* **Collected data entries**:

------------

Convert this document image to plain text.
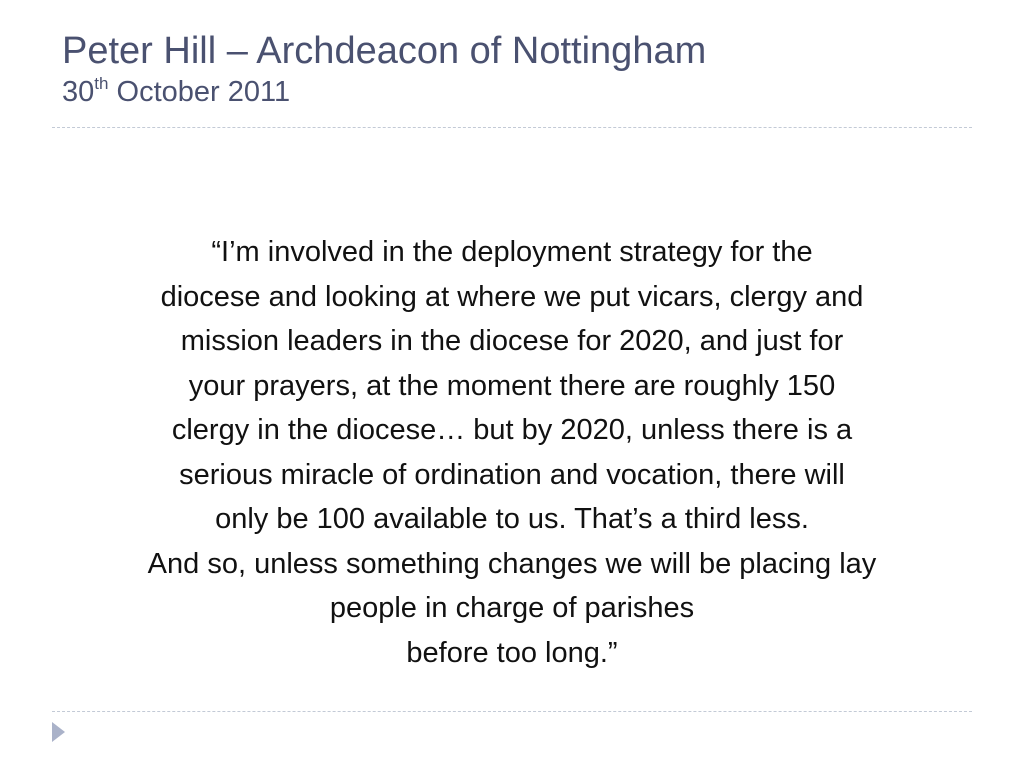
Peter Hill – Archdeacon of Nottingham
30th October 2011
“I’m involved in the deployment strategy for the
diocese and looking at where we put vicars, clergy and
mission leaders in the diocese for 2020, and just for
your prayers, at the moment there are roughly 150
clergy in the diocese… but by 2020, unless there is a
serious miracle of ordination and vocation, there will
only be 100 available to us. That’s a third less.
And so, unless something changes we will be placing lay
people in charge of parishes
before too long.”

------------

Leave out the pictures and copy the rest of the material above exactly.

* **TASK ANSWER**:
Convert this document image to plain text.
Peter Hill – Archdeacon of Nottingham
30th October 2011
“I’m involved in the deployment strategy for the
diocese and looking at where we put vicars, clergy and
mission leaders in the diocese for 2020, and just for
your prayers, at the moment there are roughly 150
clergy in the diocese… but by 2020, unless there is a
serious miracle of ordination and vocation, there will
only be 100 available to us. That’s a third less.
And so, unless something changes we will be placing lay
people in charge of parishes
before too long.”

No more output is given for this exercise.